OBJECTIVE → Quote the passage on teaching English in Timișoara below word for word, from "Last night I" up to and including "point of either.".

It’s time I stopped saying yes to everything and started blocking out days in my calendar. My last day off was 13th January, eight weekends ago. There’s a certain irony that this week I was missing the hours and days I spent last spring and autumn roaming the streets of this beautiful city, putting thousands of adverts in people’s letterboxes. The weather is far too nice now to be stuck inside all the time, or to venture outside only when I have a lesson to get to. It really hit me on Friday when someone rang me up asking for lessons. Of course I said yes, and my new student came over yesterday morning. We had a productive session, but it meant I no longer had a block of free time in my Saturday. In the afternoon I had back-to-back lessons in Dumbrăvița with the brother and sister who are both hard to teach for very different reasons. Their mother provided me with food celeriac soup, chicken and rice, and even though it was delicious, I’d earlier grabbed a pleșcavița from one of the kiosks in Piața 700, so I felt quite bloated after that. I had another lesson in the evening this time on Skype and I muddled through despite my inadequate preparation.

I still love my job and wouldn’t go back to some god-awful insurance company for all the tea in China, but I’ve got to remember that I’m the boss here (that’s kind of the point!) and the extra money I make by saying yes all the time isn’t worth it. At the end of the week I have a healthy brick of lei in my hand, but in pound or dollar terms it might as well be Monopoly money, and at the moment I’m not even getting the chance to spend it.

Here are a few pictures of Timișoara during our late-winter blast of cold weather:

Don’t talk about the weather

I’ll soon be having a lesson with my Italian student who’s taking the IELTS exam in three weeks. His country went to the polls at the weekend. I watched John Oliver’s “explanation” of Italy’s political environment on YouTube because he was likely to make as much sense as anyone else. Like many young Italians, my 25-year-old student is a supporter of the Five Star Movement. It was a good result for them. I’m sure he’ll want to talk about the election in the lesson.

Two cancellations on Saturday meant I could go to Piața Badea Cârțan, my favourite market, in the morning. I was thinking, if I can’t do something as simple as this, it almost defeats the purpose of being here. I didn’t get very much: a few filled peppers, various hunks of rather chewy meat, and a sausage. Just one big sausage, as is the norm here.

Last night I spoke to my brother. He looked tired. Washed out. He’s currently in the middle of some kind of instructors’ course which, as he explained in no uncertain terms, he doesn’t see the point of. I imagine it reminded him of school, which for the most part he didn’t see the point of either.

On that note, my lesson with the near-ten-year-old boy on Saturday afternoon didn’t exactly get off to a rip-roaring start. I began by talking about the snow. He said to me in Romanian that “if we’re just going to talk about snow, I’ll die of boredom.” Right. Where do we go from here? I asked him if he wanted me to leave. He didn’t say anything. I then brought out my emergency pack of cards, and we played Last Card. He probably learnt a fair bit in those seven games: jack, queen, king, ace, the names of the suits, “pick up”, “put down”, and so on. He beat me 5-2 and mercifully the lesson was over.

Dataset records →
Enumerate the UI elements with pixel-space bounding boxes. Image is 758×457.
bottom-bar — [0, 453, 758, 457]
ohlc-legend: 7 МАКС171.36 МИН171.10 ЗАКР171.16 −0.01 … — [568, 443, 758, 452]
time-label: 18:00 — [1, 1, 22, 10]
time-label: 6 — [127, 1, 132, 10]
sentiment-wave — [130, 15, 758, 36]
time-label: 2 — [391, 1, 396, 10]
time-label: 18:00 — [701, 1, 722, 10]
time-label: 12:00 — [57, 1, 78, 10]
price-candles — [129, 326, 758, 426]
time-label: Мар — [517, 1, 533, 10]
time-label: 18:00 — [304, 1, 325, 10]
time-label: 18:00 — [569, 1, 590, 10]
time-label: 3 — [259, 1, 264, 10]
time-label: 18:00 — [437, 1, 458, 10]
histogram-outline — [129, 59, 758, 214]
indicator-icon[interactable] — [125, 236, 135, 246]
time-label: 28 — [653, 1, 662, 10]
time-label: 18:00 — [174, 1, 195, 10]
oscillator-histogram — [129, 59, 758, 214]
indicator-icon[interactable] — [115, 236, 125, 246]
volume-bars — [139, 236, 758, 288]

RESPONSE BELOW →
Last night I spoke to my brother. He looked tired. Washed out. He’s currently in the middle of some kind of instructors’ course which, as he explained in no uncertain terms, he doesn’t see the point of. I imagine it reminded him of school, which for the most part he didn’t see the point of either.